-- Enunciado --
Transcreva palavra por palavra o trecho do texto sobre Sylvia Earle, começando em "Oceanógrafa, 83 anos" e seguindo até "na íntegra aqui).".

-- Texto para leitura --
--------------------
Sylvia Earle: Proteção do oceano “devia ser uma prioridade”

sylvia Earle GI_ Gonçalo Villaverde

Oceanógrafa, 83 anos e a detentora do record do mergulho mais profundo. Um título – a par de incontáveis distinções e prémios – e que segura há 40 anos depois de ter descido a 381 metros de profundidade. Sylvia Earle tem isto tudo para contar e muitos mais avisos para deixar no âmbito da visita que está a fazer em Portugal, tendo comparecido na National Geographic Summit. Ao Diário de Notícias, a bióloga octogenária declarou estar a fazer planos de estudo para os “próximos 20 anos” (leia a conversa na íntegra aqui).
--------------------
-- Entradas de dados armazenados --
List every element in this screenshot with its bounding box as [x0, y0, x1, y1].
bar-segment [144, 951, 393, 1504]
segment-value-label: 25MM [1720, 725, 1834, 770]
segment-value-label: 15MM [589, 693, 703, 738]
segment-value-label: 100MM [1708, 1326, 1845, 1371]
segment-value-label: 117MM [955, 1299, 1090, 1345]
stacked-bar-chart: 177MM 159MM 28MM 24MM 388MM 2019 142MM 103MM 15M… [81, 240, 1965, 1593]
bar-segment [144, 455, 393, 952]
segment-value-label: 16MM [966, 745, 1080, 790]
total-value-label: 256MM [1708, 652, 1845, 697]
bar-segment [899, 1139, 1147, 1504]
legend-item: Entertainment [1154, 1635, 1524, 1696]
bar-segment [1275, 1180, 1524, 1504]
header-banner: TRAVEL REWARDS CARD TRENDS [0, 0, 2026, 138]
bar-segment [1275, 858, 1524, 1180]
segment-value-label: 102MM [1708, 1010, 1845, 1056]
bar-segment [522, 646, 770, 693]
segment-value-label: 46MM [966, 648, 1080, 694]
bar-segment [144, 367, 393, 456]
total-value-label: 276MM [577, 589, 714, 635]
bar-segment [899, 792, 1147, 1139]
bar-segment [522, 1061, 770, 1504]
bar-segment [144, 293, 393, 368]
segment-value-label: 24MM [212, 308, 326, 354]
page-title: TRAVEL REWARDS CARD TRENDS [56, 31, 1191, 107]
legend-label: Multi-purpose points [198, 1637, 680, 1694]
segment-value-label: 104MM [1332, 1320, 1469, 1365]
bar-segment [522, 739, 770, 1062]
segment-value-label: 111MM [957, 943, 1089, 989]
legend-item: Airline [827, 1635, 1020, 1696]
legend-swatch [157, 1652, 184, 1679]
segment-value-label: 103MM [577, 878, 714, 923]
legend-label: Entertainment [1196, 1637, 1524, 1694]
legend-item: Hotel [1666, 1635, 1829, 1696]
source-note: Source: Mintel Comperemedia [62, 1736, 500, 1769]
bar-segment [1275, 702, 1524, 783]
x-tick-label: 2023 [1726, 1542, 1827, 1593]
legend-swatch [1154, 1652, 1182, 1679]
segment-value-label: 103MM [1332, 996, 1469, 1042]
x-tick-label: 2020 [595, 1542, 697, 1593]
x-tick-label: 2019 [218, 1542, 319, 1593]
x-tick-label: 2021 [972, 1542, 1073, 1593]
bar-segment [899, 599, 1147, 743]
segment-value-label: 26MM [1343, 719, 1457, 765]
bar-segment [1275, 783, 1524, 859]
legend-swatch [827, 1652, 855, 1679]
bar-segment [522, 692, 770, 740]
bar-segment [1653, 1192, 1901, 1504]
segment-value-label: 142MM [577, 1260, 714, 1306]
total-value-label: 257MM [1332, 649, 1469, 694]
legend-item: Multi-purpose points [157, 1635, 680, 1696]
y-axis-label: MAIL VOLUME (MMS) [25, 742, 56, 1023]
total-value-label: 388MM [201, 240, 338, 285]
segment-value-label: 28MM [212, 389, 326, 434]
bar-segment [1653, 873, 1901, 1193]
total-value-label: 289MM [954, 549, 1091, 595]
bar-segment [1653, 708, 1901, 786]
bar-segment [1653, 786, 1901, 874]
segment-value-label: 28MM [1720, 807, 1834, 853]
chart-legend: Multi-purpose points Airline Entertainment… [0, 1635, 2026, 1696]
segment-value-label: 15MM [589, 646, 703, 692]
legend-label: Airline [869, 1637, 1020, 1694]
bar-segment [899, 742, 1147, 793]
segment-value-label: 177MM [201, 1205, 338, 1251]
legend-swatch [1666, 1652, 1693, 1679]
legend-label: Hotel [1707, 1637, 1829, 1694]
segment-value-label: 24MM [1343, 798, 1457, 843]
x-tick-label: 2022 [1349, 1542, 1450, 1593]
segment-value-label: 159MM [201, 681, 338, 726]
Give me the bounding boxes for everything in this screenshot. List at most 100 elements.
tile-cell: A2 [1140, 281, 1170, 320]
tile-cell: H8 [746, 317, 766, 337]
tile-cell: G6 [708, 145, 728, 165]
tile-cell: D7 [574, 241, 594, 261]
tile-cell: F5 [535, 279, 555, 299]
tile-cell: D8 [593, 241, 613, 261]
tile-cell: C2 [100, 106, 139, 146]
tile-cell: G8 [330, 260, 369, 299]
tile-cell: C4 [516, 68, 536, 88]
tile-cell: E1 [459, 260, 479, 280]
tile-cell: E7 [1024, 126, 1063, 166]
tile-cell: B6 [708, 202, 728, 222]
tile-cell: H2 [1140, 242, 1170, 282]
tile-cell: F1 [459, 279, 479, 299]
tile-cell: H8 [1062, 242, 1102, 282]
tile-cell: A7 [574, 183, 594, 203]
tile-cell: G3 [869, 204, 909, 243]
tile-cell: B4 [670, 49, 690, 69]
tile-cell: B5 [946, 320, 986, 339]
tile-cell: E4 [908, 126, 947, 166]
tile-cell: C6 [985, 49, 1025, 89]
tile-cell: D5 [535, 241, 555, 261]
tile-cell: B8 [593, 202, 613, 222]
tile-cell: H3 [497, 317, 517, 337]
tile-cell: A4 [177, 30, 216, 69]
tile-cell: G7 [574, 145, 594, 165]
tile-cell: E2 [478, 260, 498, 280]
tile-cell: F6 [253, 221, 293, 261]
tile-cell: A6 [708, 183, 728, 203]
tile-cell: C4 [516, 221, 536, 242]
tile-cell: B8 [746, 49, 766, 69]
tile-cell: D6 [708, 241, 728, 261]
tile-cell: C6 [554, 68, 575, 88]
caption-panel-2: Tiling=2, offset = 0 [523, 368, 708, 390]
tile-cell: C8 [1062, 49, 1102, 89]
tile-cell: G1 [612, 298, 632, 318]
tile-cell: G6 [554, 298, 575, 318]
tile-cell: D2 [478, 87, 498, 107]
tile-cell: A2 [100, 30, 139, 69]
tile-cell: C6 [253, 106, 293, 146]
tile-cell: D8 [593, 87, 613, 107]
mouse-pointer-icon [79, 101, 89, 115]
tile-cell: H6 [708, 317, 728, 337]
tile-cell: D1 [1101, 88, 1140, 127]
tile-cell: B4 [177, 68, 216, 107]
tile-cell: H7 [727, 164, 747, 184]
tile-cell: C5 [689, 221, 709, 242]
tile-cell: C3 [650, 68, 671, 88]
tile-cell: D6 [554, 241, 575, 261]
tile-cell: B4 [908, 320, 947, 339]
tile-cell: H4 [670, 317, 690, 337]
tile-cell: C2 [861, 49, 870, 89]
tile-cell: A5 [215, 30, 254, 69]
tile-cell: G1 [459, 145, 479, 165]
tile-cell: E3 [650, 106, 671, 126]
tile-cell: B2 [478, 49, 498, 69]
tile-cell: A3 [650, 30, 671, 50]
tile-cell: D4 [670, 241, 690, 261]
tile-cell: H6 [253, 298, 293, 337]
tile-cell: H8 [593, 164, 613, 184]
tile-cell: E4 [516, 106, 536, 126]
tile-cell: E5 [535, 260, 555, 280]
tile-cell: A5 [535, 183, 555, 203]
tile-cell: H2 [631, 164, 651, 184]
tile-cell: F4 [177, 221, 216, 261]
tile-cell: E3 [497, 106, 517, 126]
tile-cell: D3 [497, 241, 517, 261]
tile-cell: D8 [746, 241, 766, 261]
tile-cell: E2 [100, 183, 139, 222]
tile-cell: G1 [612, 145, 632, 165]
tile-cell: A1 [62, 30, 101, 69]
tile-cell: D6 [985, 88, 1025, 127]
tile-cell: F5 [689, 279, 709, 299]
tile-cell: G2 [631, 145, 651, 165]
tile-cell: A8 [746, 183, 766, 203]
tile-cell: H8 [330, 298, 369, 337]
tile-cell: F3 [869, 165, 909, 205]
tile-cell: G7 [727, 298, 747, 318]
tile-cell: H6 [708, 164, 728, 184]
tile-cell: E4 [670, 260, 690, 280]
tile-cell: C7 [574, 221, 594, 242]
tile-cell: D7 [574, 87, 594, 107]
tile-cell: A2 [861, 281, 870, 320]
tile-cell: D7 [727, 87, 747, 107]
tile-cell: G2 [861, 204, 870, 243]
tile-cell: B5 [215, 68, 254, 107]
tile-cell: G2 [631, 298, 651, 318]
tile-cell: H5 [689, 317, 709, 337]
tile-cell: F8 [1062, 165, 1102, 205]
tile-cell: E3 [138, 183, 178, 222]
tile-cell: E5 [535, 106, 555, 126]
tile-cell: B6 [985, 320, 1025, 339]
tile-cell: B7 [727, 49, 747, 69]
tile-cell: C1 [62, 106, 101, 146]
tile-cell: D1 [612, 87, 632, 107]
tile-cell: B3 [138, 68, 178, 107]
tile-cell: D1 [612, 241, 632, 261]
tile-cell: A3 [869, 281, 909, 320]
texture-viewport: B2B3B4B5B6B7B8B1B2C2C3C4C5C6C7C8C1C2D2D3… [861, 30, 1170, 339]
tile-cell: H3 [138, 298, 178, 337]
--------------------
-- Resposta escrita --
Oceanógrafa, 83 anos e a detentora do record do mergulho mais profundo. Um título – a par de incontáveis distinções e prémios – e que segura há 40 anos depois de ter descido a 381 metros de profundidade. Sylvia Earle tem isto tudo para contar e muitos mais avisos para deixar no âmbito da visita que está a fazer em Portugal, tendo comparecido na National Geographic Summit. Ao Diário de Notícias, a bióloga octogenária declarou estar a fazer planos de estudo para os “próximos 20 anos” (leia a conversa na íntegra aqui).